> [Set exercise]
Every record must be repeated exactly; omit any pictures they contain.

Extracted data entries
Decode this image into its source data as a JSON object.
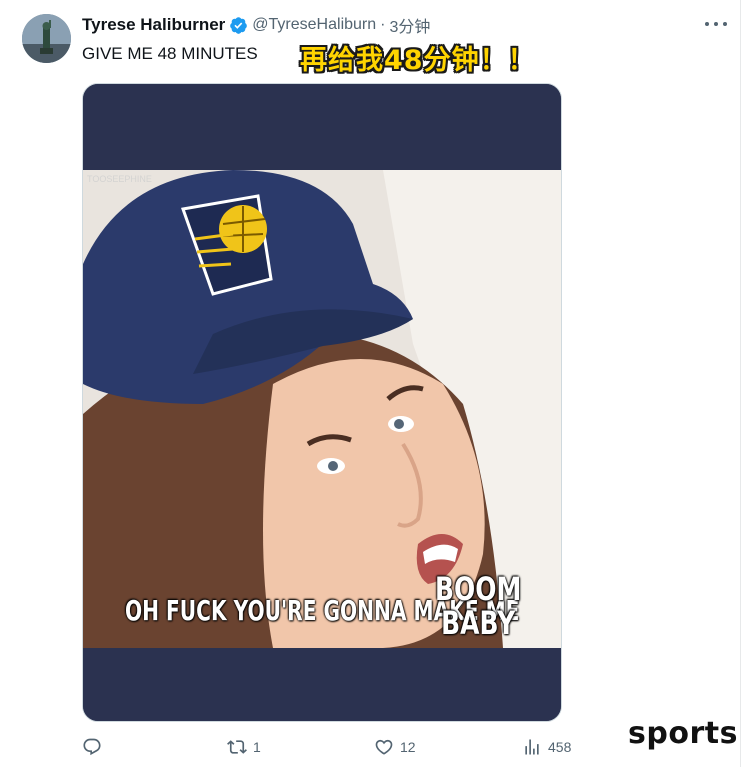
{
  "tweet": {
    "display_name": "Tyrese Haliburner",
    "handle": "@TyreseHaliburn",
    "separator": "·",
    "time": "3分钟",
    "text": "GIVE ME 48 MINUTES",
    "verified": true
  },
  "overlay_caption": "再给我48分钟！！",
  "media": {
    "watermark": "TOOSEEPHINE",
    "meme_line": "OH FUCK YOU'RE GONNA MAKE ME",
    "meme_boom": "BOOM",
    "meme_baby": "BABY",
    "colors": {
      "band": "#2b3250",
      "cap": "#2b3a6b",
      "logo": "#f0c419"
    }
  },
  "actions": {
    "reply_count": "",
    "retweet_count": "1",
    "like_count": "12",
    "views_count": "458",
    "icons": [
      "reply-icon",
      "retweet-icon",
      "like-icon",
      "views-icon"
    ]
  },
  "brand": "sports",
  "colors": {
    "text_primary": "#0f1419",
    "text_secondary": "#536471",
    "verified_blue": "#1d9bf0",
    "caption_yellow": "#ffd400"
  }
}
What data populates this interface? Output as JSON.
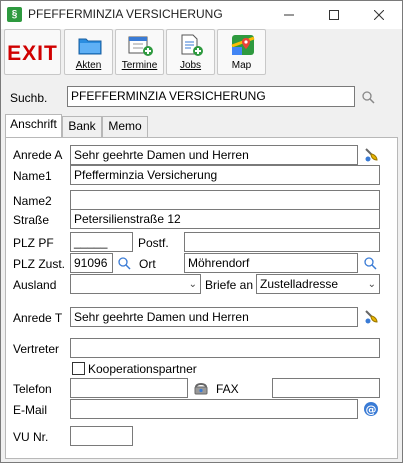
{
  "window": {
    "title": "PFEFFERMINZIA VERSICHERUNG",
    "app_icon": "§"
  },
  "toolbar": {
    "exit_label": "EXIT",
    "akten_label": "Akten",
    "termine_label": "Termine",
    "jobs_label": "Jobs",
    "map_label": "Map"
  },
  "search": {
    "label": "Suchb.",
    "value": "PFEFFERMINZIA VERSICHERUNG"
  },
  "tabs": [
    "Anschrift",
    "Bank",
    "Memo"
  ],
  "form": {
    "anrede_a_label": "Anrede A",
    "anrede_a_value": "Sehr geehrte Damen und Herren",
    "name1_label": "Name1",
    "name1_value": "Pfefferminzia Versicherung",
    "name2_label": "Name2",
    "name2_value": "",
    "strasse_label": "Straße",
    "strasse_value": "Petersilienstraße 12",
    "plz_pf_label": "PLZ PF",
    "plz_pf_value": "_____",
    "postf_label": "Postf.",
    "postf_value": "",
    "plz_zust_label": "PLZ Zust.",
    "plz_zust_value": "91096",
    "ort_label": "Ort",
    "ort_value": "Möhrendorf",
    "ausland_label": "Ausland",
    "ausland_value": "",
    "briefe_an_label": "Briefe an",
    "briefe_an_value": "Zustelladresse",
    "anrede_t_label": "Anrede T",
    "anrede_t_value": "Sehr geehrte Damen und Herren",
    "vertreter_label": "Vertreter",
    "vertreter_value": "",
    "kooperation_label": "Kooperationspartner",
    "kooperation_checked": false,
    "telefon_label": "Telefon",
    "telefon_value": "",
    "fax_label": "FAX",
    "fax_value": "",
    "email_label": "E-Mail",
    "email_value": "",
    "vu_nr_label": "VU Nr.",
    "vu_nr_value": ""
  },
  "colors": {
    "exit_red": "#d00000",
    "map_green": "#2e9a3f"
  }
}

> [The answer]
Decode this image into its source data as a JSON object.
{
  "tweet": {
    "display_name": "Tyrese Haliburner",
    "handle": "@TyreseHaliburn",
    "separator": "·",
    "time": "3分钟",
    "text": "GIVE ME 48 MINUTES",
    "verified": true
  },
  "overlay_caption": "再给我48分钟！！",
  "media": {
    "watermark": "TOOSEEPHINE",
    "meme_line": "OH FUCK YOU'RE GONNA MAKE ME",
    "meme_boom": "BOOM",
    "meme_baby": "BABY",
    "colors": {
      "band": "#2b3250",
      "cap": "#2b3a6b",
      "logo": "#f0c419"
    }
  },
  "actions": {
    "reply_count": "",
    "retweet_count": "1",
    "like_count": "12",
    "views_count": "458",
    "icons": [
      "reply-icon",
      "retweet-icon",
      "like-icon",
      "views-icon"
    ]
  },
  "brand": "sports",
  "colors": {
    "text_primary": "#0f1419",
    "text_secondary": "#536471",
    "verified_blue": "#1d9bf0",
    "caption_yellow": "#ffd400"
  }
}
What data populates this interface? Output as JSON.
{
  "window": {
    "title": "PFEFFERMINZIA VERSICHERUNG",
    "app_icon": "§"
  },
  "toolbar": {
    "exit_label": "EXIT",
    "akten_label": "Akten",
    "termine_label": "Termine",
    "jobs_label": "Jobs",
    "map_label": "Map"
  },
  "search": {
    "label": "Suchb.",
    "value": "PFEFFERMINZIA VERSICHERUNG"
  },
  "tabs": [
    "Anschrift",
    "Bank",
    "Memo"
  ],
  "form": {
    "anrede_a_label": "Anrede A",
    "anrede_a_value": "Sehr geehrte Damen und Herren",
    "name1_label": "Name1",
    "name1_value": "Pfefferminzia Versicherung",
    "name2_label": "Name2",
    "name2_value": "",
    "strasse_label": "Straße",
    "strasse_value": "Petersilienstraße 12",
    "plz_pf_label": "PLZ PF",
    "plz_pf_value": "_____",
    "postf_label": "Postf.",
    "postf_value": "",
    "plz_zust_label": "PLZ Zust.",
    "plz_zust_value": "91096",
    "ort_label": "Ort",
    "ort_value": "Möhrendorf",
    "ausland_label": "Ausland",
    "ausland_value": "",
    "briefe_an_label": "Briefe an",
    "briefe_an_value": "Zustelladresse",
    "anrede_t_label": "Anrede T",
    "anrede_t_value": "Sehr geehrte Damen und Herren",
    "vertreter_label": "Vertreter",
    "vertreter_value": "",
    "kooperation_label": "Kooperationspartner",
    "kooperation_checked": false,
    "telefon_label": "Telefon",
    "telefon_value": "",
    "fax_label": "FAX",
    "fax_value": "",
    "email_label": "E-Mail",
    "email_value": "",
    "vu_nr_label": "VU Nr.",
    "vu_nr_value": ""
  },
  "colors": {
    "exit_red": "#d00000",
    "map_green": "#2e9a3f"
  }
}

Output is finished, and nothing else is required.